#### [Exercise objective]
Write the line that includes "Enumerate this screenshot's" and all subsequent lines, exactly as written, and nothing more.

Dataset records
········
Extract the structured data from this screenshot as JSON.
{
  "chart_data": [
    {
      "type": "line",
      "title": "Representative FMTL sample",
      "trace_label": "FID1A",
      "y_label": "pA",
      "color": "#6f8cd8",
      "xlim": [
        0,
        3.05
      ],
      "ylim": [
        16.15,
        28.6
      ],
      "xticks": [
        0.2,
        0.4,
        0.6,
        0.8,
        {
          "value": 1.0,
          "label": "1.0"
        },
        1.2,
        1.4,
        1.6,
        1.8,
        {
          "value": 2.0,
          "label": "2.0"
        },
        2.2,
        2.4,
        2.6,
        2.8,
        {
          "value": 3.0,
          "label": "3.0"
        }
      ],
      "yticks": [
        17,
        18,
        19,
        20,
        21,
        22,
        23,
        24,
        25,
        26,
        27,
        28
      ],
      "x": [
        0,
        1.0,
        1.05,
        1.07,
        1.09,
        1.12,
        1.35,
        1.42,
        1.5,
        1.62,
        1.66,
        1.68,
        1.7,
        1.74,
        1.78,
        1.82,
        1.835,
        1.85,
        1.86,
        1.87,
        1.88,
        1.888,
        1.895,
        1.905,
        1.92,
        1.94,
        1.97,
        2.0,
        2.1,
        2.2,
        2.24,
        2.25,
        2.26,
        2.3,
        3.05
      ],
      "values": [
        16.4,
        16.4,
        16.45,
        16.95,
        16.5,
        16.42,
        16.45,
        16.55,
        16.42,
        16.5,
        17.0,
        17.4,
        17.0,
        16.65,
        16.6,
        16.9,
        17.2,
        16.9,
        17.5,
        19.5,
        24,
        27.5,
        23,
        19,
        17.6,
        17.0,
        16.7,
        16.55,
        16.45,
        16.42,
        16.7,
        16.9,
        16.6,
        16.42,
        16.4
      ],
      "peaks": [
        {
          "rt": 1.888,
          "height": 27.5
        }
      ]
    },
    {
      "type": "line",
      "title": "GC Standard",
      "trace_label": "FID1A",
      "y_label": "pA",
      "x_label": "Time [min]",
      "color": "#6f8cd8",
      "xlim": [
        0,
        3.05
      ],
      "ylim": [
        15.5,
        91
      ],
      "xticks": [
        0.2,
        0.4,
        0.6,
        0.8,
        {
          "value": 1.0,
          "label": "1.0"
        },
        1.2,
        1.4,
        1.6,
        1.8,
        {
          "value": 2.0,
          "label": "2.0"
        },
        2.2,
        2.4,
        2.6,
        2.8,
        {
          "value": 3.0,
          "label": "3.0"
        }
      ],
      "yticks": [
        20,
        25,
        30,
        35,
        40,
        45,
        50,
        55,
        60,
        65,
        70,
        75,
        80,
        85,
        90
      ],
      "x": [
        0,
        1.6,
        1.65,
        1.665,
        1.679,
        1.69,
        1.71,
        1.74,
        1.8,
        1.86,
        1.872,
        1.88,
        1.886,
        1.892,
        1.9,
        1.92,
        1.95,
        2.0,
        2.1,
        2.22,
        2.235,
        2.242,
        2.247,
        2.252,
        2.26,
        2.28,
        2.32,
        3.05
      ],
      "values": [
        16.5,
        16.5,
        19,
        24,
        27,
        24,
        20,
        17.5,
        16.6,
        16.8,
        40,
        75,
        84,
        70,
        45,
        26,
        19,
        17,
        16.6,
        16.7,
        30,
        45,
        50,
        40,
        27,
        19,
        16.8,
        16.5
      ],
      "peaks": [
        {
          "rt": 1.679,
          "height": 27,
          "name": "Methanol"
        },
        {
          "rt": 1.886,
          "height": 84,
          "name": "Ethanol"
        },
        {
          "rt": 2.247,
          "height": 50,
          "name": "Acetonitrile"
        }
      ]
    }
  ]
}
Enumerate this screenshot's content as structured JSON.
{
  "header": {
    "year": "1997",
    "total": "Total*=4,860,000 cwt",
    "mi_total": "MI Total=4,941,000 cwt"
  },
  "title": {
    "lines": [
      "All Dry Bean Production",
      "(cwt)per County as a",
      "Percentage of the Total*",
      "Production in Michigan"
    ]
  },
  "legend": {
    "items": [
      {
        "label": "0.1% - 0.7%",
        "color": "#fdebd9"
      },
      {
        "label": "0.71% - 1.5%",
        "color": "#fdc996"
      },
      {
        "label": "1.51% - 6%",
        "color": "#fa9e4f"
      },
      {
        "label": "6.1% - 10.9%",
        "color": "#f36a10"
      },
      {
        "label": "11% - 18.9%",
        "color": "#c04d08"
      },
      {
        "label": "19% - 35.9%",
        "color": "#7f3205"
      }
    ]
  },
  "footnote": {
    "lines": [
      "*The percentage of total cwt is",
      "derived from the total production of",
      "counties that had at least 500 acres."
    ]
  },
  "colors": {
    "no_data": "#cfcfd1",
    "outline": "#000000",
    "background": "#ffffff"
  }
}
········
#### [Task solution]
Enumerate this screenshot's content as structured JSON.
{
  "header": {
    "year": "1997",
    "total": "Total*=4,860,000 cwt",
    "mi_total": "MI Total=4,941,000 cwt"
  },
  "title": {
    "lines": [
      "All Dry Bean Production",
      "(cwt)per County as a",
      "Percentage of the Total*",
      "Production in Michigan"
    ]
  },
  "legend": {
    "items": [
      {
        "label": "0.1% - 0.7%",
        "color": "#fdebd9"
      },
      {
        "label": "0.71% - 1.5%",
        "color": "#fdc996"
      },
      {
        "label": "1.51% - 6%",
        "color": "#fa9e4f"
      },
      {
        "label": "6.1% - 10.9%",
        "color": "#f36a10"
      },
      {
        "label": "11% - 18.9%",
        "color": "#c04d08"
      },
      {
        "label": "19% - 35.9%",
        "color": "#7f3205"
      }
    ]
  },
  "footnote": {
    "lines": [
      "*The percentage of total cwt is",
      "derived from the total production of",
      "counties that had at least 500 acres."
    ]
  },
  "colors": {
    "no_data": "#cfcfd1",
    "outline": "#000000",
    "background": "#ffffff"
  }
}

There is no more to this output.